[Source data]
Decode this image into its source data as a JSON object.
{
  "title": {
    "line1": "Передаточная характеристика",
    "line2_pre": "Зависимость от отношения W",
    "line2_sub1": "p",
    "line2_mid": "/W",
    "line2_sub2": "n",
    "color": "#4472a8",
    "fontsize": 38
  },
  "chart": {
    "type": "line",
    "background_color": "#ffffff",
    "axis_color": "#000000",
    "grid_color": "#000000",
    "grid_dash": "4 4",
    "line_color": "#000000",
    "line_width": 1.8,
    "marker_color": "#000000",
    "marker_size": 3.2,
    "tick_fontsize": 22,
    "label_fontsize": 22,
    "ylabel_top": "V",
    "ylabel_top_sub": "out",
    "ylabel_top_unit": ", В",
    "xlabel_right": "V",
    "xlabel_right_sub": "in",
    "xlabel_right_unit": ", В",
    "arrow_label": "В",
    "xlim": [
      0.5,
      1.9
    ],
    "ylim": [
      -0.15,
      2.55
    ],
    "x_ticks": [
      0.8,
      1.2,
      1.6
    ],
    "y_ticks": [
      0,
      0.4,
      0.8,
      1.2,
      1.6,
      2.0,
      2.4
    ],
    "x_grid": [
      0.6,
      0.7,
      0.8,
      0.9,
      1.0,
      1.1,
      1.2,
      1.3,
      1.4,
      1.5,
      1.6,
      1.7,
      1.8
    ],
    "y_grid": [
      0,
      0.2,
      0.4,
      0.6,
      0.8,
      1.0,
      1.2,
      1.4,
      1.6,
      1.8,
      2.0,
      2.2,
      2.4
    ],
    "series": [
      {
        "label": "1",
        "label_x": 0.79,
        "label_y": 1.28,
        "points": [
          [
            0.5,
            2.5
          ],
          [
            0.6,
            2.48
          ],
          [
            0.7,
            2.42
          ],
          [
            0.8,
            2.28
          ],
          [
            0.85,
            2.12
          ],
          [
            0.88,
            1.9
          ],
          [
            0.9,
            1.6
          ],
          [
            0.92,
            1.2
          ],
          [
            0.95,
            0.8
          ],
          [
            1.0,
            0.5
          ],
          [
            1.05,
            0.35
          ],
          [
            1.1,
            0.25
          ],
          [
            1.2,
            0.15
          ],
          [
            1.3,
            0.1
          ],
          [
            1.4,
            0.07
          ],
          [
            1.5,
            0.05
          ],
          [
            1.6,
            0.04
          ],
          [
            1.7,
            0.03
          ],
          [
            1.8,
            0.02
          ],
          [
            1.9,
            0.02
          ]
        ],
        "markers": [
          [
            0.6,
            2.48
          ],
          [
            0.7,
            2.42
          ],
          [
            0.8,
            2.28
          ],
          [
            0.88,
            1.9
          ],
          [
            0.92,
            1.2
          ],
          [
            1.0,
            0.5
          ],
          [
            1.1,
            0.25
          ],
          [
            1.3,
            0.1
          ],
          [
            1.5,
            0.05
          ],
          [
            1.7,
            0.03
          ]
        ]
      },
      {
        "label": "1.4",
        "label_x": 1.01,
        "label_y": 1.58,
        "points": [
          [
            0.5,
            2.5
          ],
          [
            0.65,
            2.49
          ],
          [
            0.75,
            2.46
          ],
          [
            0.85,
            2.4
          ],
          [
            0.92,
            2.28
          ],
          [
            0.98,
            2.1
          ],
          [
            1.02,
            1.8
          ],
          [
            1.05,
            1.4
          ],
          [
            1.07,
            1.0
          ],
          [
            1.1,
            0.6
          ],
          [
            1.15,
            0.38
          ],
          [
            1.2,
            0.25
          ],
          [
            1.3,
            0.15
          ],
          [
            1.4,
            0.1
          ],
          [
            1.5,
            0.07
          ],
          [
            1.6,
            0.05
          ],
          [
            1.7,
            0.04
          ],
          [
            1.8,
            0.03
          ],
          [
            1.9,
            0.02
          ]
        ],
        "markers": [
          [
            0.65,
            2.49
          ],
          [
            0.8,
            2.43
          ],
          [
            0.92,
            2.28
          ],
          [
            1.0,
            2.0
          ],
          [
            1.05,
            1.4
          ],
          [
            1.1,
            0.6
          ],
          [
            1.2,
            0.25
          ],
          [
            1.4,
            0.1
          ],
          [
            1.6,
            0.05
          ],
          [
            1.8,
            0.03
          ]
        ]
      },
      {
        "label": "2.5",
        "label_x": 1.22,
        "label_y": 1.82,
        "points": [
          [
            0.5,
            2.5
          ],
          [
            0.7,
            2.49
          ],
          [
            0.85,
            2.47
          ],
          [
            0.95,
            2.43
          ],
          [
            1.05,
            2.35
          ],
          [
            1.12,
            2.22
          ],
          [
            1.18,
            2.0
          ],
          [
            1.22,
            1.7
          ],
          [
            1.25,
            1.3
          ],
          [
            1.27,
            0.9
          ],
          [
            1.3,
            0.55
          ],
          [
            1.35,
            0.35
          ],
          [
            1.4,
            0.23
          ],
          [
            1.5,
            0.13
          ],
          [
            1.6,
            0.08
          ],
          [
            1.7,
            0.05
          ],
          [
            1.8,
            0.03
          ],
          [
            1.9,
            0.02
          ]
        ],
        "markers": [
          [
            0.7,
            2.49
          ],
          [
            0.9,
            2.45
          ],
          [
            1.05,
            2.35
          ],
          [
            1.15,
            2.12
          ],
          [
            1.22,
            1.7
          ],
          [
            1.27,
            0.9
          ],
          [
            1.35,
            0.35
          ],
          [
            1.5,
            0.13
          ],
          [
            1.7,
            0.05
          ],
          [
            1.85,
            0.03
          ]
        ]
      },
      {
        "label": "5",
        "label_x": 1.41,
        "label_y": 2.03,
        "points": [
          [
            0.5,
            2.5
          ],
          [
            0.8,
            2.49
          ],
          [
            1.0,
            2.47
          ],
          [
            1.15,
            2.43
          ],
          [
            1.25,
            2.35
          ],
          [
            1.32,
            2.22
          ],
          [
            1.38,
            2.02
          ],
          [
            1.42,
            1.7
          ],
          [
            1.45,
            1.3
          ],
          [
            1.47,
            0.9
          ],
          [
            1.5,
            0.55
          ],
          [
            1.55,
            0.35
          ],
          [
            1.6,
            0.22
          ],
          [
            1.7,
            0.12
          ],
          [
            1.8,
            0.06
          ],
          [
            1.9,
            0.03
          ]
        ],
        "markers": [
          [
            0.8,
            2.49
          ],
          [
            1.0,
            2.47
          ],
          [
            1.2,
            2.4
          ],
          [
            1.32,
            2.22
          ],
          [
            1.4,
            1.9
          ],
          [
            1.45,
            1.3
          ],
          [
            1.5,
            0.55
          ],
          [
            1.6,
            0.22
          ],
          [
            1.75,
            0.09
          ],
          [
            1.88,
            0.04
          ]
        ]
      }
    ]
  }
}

**Task directions**
Print the complete listing again, exactly as it stands.

**Solution to the problem**
Decode this image into its source data as a JSON object.
{
  "title": {
    "line1": "Передаточная характеристика",
    "line2_pre": "Зависимость от отношения W",
    "line2_sub1": "p",
    "line2_mid": "/W",
    "line2_sub2": "n",
    "color": "#4472a8",
    "fontsize": 38
  },
  "chart": {
    "type": "line",
    "background_color": "#ffffff",
    "axis_color": "#000000",
    "grid_color": "#000000",
    "grid_dash": "4 4",
    "line_color": "#000000",
    "line_width": 1.8,
    "marker_color": "#000000",
    "marker_size": 3.2,
    "tick_fontsize": 22,
    "label_fontsize": 22,
    "ylabel_top": "V",
    "ylabel_top_sub": "out",
    "ylabel_top_unit": ", В",
    "xlabel_right": "V",
    "xlabel_right_sub": "in",
    "xlabel_right_unit": ", В",
    "arrow_label": "В",
    "xlim": [
      0.5,
      1.9
    ],
    "ylim": [
      -0.15,
      2.55
    ],
    "x_ticks": [
      0.8,
      1.2,
      1.6
    ],
    "y_ticks": [
      0,
      0.4,
      0.8,
      1.2,
      1.6,
      2.0,
      2.4
    ],
    "x_grid": [
      0.6,
      0.7,
      0.8,
      0.9,
      1.0,
      1.1,
      1.2,
      1.3,
      1.4,
      1.5,
      1.6,
      1.7,
      1.8
    ],
    "y_grid": [
      0,
      0.2,
      0.4,
      0.6,
      0.8,
      1.0,
      1.2,
      1.4,
      1.6,
      1.8,
      2.0,
      2.2,
      2.4
    ],
    "series": [
      {
        "label": "1",
        "label_x": 0.79,
        "label_y": 1.28,
        "points": [
          [
            0.5,
            2.5
          ],
          [
            0.6,
            2.48
          ],
          [
            0.7,
            2.42
          ],
          [
            0.8,
            2.28
          ],
          [
            0.85,
            2.12
          ],
          [
            0.88,
            1.9
          ],
          [
            0.9,
            1.6
          ],
          [
            0.92,
            1.2
          ],
          [
            0.95,
            0.8
          ],
          [
            1.0,
            0.5
          ],
          [
            1.05,
            0.35
          ],
          [
            1.1,
            0.25
          ],
          [
            1.2,
            0.15
          ],
          [
            1.3,
            0.1
          ],
          [
            1.4,
            0.07
          ],
          [
            1.5,
            0.05
          ],
          [
            1.6,
            0.04
          ],
          [
            1.7,
            0.03
          ],
          [
            1.8,
            0.02
          ],
          [
            1.9,
            0.02
          ]
        ],
        "markers": [
          [
            0.6,
            2.48
          ],
          [
            0.7,
            2.42
          ],
          [
            0.8,
            2.28
          ],
          [
            0.88,
            1.9
          ],
          [
            0.92,
            1.2
          ],
          [
            1.0,
            0.5
          ],
          [
            1.1,
            0.25
          ],
          [
            1.3,
            0.1
          ],
          [
            1.5,
            0.05
          ],
          [
            1.7,
            0.03
          ]
        ]
      },
      {
        "label": "1.4",
        "label_x": 1.01,
        "label_y": 1.58,
        "points": [
          [
            0.5,
            2.5
          ],
          [
            0.65,
            2.49
          ],
          [
            0.75,
            2.46
          ],
          [
            0.85,
            2.4
          ],
          [
            0.92,
            2.28
          ],
          [
            0.98,
            2.1
          ],
          [
            1.02,
            1.8
          ],
          [
            1.05,
            1.4
          ],
          [
            1.07,
            1.0
          ],
          [
            1.1,
            0.6
          ],
          [
            1.15,
            0.38
          ],
          [
            1.2,
            0.25
          ],
          [
            1.3,
            0.15
          ],
          [
            1.4,
            0.1
          ],
          [
            1.5,
            0.07
          ],
          [
            1.6,
            0.05
          ],
          [
            1.7,
            0.04
          ],
          [
            1.8,
            0.03
          ],
          [
            1.9,
            0.02
          ]
        ],
        "markers": [
          [
            0.65,
            2.49
          ],
          [
            0.8,
            2.43
          ],
          [
            0.92,
            2.28
          ],
          [
            1.0,
            2.0
          ],
          [
            1.05,
            1.4
          ],
          [
            1.1,
            0.6
          ],
          [
            1.2,
            0.25
          ],
          [
            1.4,
            0.1
          ],
          [
            1.6,
            0.05
          ],
          [
            1.8,
            0.03
          ]
        ]
      },
      {
        "label": "2.5",
        "label_x": 1.22,
        "label_y": 1.82,
        "points": [
          [
            0.5,
            2.5
          ],
          [
            0.7,
            2.49
          ],
          [
            0.85,
            2.47
          ],
          [
            0.95,
            2.43
          ],
          [
            1.05,
            2.35
          ],
          [
            1.12,
            2.22
          ],
          [
            1.18,
            2.0
          ],
          [
            1.22,
            1.7
          ],
          [
            1.25,
            1.3
          ],
          [
            1.27,
            0.9
          ],
          [
            1.3,
            0.55
          ],
          [
            1.35,
            0.35
          ],
          [
            1.4,
            0.23
          ],
          [
            1.5,
            0.13
          ],
          [
            1.6,
            0.08
          ],
          [
            1.7,
            0.05
          ],
          [
            1.8,
            0.03
          ],
          [
            1.9,
            0.02
          ]
        ],
        "markers": [
          [
            0.7,
            2.49
          ],
          [
            0.9,
            2.45
          ],
          [
            1.05,
            2.35
          ],
          [
            1.15,
            2.12
          ],
          [
            1.22,
            1.7
          ],
          [
            1.27,
            0.9
          ],
          [
            1.35,
            0.35
          ],
          [
            1.5,
            0.13
          ],
          [
            1.7,
            0.05
          ],
          [
            1.85,
            0.03
          ]
        ]
      },
      {
        "label": "5",
        "label_x": 1.41,
        "label_y": 2.03,
        "points": [
          [
            0.5,
            2.5
          ],
          [
            0.8,
            2.49
          ],
          [
            1.0,
            2.47
          ],
          [
            1.15,
            2.43
          ],
          [
            1.25,
            2.35
          ],
          [
            1.32,
            2.22
          ],
          [
            1.38,
            2.02
          ],
          [
            1.42,
            1.7
          ],
          [
            1.45,
            1.3
          ],
          [
            1.47,
            0.9
          ],
          [
            1.5,
            0.55
          ],
          [
            1.55,
            0.35
          ],
          [
            1.6,
            0.22
          ],
          [
            1.7,
            0.12
          ],
          [
            1.8,
            0.06
          ],
          [
            1.9,
            0.03
          ]
        ],
        "markers": [
          [
            0.8,
            2.49
          ],
          [
            1.0,
            2.47
          ],
          [
            1.2,
            2.4
          ],
          [
            1.32,
            2.22
          ],
          [
            1.4,
            1.9
          ],
          [
            1.45,
            1.3
          ],
          [
            1.5,
            0.55
          ],
          [
            1.6,
            0.22
          ],
          [
            1.75,
            0.09
          ],
          [
            1.88,
            0.04
          ]
        ]
      }
    ]
  }
}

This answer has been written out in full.